# Written request:
Search the data for the string "JSON" and gather each line it is in.

# Record set:
★ ★ ★ ★ ★ ★ ★
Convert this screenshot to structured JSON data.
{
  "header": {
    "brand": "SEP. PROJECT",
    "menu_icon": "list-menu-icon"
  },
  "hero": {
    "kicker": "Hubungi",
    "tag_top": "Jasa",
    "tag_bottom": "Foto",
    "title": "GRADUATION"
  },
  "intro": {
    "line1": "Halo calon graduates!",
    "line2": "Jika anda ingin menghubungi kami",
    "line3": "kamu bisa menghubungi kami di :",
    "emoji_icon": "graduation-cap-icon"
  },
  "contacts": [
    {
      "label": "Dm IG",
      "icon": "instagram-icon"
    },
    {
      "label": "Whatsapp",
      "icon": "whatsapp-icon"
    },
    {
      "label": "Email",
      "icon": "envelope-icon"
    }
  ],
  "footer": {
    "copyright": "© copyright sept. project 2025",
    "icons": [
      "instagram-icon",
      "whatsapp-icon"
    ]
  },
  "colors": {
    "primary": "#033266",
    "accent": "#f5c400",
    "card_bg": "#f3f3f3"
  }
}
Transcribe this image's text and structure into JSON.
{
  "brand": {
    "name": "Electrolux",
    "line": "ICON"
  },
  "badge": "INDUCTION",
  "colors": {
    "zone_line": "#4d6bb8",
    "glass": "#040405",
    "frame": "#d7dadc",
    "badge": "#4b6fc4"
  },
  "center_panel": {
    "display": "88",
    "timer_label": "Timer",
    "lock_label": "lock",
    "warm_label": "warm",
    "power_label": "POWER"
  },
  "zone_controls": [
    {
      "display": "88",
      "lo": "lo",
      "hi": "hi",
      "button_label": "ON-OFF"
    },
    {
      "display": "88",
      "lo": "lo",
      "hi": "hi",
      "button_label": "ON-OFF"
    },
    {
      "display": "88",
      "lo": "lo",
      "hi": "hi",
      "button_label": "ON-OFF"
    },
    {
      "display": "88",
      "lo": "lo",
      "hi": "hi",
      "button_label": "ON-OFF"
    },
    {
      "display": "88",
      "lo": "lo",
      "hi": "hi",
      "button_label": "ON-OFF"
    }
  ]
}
★ ★ ★ ★ ★ ★ ★
# Written solution:
Convert this screenshot to structured JSON data.
Transcribe this image's text and structure into JSON.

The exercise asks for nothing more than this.